Required work
Search the listing below for the string "page" and show each line that contains it.

════════════════════

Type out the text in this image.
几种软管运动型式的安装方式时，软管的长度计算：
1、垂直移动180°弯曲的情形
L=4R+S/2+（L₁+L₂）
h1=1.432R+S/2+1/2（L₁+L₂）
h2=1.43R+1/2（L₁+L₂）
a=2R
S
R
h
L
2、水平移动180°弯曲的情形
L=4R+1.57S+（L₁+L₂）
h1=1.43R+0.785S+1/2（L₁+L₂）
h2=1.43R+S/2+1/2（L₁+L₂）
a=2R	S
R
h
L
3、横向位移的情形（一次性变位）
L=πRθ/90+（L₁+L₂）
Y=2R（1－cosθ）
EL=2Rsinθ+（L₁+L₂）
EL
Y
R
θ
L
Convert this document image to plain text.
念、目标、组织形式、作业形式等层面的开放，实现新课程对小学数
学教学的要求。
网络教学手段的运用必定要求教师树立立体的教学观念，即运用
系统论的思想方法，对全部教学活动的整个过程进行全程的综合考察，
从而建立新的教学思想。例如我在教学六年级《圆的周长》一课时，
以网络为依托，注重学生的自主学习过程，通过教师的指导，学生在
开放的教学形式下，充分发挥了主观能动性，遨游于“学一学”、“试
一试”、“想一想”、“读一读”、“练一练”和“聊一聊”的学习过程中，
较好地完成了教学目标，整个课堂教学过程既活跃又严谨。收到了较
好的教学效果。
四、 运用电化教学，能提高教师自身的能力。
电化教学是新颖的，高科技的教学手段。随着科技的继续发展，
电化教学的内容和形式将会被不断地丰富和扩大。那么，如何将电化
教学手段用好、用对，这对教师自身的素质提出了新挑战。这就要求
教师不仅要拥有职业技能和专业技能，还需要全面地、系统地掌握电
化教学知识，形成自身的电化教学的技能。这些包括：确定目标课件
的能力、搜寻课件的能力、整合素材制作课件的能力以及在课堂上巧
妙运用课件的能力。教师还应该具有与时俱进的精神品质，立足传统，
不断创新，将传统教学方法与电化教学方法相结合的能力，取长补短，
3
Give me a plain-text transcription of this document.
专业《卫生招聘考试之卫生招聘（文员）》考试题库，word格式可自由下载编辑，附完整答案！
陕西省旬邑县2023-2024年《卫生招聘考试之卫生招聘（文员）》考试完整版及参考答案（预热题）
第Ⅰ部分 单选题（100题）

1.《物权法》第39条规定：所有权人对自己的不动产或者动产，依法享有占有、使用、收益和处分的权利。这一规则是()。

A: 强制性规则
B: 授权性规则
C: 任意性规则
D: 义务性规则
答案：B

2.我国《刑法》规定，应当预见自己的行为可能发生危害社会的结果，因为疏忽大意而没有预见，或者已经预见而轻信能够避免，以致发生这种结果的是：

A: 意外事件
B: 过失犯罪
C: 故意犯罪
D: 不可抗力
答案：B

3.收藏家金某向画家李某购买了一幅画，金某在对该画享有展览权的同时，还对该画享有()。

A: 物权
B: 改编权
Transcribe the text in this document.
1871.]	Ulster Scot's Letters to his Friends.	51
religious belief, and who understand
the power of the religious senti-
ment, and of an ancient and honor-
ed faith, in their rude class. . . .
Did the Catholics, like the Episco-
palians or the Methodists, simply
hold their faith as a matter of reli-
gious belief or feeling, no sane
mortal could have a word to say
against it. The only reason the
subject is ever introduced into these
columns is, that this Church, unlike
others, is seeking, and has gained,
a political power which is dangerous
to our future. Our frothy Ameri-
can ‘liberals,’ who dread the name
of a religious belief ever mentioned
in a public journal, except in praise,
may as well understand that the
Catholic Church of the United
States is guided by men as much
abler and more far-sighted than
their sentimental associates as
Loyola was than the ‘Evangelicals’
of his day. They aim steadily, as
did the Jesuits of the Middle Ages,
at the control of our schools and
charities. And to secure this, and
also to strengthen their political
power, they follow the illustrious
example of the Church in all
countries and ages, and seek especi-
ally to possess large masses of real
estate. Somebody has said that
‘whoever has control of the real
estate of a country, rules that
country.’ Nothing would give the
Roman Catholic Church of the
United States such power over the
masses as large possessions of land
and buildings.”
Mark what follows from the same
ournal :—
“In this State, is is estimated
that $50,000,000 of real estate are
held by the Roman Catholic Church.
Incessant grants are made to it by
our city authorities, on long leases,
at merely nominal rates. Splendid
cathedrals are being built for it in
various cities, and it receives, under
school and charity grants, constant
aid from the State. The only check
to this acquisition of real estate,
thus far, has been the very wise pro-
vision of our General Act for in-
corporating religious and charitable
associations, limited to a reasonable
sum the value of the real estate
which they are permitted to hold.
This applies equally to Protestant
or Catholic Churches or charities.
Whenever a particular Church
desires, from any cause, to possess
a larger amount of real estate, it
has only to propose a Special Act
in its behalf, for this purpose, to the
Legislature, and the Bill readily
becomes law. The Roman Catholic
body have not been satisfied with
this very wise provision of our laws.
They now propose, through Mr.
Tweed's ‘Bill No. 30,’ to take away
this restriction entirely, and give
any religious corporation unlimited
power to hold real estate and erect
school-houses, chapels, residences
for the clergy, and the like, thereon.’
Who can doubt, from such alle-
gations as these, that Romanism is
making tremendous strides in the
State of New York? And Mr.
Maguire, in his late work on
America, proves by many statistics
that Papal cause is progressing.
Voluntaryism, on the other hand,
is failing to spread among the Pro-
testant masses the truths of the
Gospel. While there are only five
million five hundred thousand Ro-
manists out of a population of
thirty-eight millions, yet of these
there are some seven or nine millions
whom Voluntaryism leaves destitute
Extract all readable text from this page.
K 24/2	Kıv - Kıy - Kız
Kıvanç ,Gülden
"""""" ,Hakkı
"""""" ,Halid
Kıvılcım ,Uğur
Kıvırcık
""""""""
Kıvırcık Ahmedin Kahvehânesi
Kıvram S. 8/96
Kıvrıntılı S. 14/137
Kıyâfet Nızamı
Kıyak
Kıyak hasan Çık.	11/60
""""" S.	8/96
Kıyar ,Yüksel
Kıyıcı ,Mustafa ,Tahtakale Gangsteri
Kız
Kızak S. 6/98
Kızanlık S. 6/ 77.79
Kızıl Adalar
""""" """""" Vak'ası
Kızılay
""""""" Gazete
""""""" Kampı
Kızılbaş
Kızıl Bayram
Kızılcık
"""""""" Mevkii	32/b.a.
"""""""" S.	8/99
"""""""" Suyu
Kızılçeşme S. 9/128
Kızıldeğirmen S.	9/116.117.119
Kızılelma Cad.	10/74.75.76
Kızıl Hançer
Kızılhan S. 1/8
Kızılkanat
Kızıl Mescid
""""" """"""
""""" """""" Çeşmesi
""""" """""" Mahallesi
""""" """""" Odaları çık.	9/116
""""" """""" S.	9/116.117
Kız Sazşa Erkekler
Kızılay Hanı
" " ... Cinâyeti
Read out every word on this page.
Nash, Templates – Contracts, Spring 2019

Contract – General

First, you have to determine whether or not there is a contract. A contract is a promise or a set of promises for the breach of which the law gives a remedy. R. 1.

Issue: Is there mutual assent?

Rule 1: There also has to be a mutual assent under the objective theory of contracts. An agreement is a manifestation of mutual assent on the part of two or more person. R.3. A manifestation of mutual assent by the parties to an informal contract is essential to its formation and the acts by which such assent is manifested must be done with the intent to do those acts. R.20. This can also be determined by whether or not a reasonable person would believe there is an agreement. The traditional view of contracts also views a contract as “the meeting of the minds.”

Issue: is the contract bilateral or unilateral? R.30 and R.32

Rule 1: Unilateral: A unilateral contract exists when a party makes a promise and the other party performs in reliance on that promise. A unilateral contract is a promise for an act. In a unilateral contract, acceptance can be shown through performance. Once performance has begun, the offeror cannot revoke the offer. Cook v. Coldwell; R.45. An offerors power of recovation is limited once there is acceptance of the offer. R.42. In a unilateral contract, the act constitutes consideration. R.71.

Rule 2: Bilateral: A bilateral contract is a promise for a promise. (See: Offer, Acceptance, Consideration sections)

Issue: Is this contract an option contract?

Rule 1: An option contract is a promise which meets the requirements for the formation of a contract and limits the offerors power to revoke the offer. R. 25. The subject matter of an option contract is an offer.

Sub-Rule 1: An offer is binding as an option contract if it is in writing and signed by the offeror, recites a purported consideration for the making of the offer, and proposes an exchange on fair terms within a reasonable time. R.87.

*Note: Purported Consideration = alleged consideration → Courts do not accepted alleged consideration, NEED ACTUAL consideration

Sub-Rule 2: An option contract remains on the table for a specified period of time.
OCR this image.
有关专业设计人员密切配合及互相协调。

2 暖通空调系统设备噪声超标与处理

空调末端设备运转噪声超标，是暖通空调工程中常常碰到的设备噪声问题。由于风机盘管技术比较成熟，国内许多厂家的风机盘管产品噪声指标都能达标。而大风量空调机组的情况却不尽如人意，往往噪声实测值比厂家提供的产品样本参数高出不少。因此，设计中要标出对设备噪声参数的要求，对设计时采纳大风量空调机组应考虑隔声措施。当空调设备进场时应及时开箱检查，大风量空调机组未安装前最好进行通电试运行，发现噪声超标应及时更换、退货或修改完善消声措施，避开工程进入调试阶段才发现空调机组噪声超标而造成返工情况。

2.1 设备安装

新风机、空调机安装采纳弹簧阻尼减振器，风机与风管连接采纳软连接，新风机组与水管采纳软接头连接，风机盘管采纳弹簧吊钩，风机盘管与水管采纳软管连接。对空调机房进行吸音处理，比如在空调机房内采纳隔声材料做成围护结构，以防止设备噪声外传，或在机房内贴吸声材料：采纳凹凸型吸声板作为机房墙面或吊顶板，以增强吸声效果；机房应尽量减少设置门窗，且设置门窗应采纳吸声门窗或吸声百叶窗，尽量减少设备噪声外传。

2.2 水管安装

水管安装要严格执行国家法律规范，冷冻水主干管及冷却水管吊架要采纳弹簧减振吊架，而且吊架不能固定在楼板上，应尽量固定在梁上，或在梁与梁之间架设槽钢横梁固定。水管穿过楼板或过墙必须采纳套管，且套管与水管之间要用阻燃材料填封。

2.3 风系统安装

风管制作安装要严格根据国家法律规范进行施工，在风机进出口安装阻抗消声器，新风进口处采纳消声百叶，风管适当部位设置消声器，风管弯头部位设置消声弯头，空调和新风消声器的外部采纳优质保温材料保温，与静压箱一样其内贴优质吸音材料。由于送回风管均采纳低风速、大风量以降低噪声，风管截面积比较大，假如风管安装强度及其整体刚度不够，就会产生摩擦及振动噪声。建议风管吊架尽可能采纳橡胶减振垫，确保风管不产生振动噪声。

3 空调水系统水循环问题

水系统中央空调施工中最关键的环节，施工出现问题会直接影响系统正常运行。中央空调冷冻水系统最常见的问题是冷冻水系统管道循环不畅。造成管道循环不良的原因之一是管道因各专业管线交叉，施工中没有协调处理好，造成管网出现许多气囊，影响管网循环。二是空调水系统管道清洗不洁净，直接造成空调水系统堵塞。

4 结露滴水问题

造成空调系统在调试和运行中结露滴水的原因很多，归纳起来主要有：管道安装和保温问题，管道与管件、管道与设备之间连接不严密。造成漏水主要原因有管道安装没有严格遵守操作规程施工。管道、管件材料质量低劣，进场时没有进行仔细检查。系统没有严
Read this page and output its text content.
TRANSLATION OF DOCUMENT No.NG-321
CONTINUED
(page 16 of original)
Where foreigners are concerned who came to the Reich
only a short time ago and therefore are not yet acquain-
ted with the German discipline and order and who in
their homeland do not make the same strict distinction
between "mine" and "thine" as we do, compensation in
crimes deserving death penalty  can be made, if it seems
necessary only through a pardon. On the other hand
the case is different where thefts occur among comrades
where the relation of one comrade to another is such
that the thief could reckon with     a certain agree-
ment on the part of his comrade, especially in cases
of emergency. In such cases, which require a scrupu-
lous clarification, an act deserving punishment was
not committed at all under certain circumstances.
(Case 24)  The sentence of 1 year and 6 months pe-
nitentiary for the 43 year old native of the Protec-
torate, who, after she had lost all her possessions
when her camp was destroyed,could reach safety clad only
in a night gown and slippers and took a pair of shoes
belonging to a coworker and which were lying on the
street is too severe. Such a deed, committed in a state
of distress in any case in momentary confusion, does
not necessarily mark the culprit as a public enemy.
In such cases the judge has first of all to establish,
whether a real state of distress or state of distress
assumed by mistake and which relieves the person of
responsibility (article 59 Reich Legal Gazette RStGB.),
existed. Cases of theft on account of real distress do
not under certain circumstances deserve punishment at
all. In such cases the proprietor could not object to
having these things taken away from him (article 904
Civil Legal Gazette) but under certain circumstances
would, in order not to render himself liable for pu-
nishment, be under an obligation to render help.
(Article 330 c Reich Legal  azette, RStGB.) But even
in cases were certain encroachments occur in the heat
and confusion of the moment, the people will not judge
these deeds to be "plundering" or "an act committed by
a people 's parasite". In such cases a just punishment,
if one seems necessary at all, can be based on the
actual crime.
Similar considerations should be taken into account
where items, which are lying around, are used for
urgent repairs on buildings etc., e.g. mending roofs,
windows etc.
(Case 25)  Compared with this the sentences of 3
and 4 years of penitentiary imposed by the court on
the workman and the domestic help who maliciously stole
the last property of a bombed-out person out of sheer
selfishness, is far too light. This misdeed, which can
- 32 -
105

════════════════════

Exercise answer
Extract all readable text from this page.
Read out every word on this page.
Read this page and output its text content.
(page 16 of original)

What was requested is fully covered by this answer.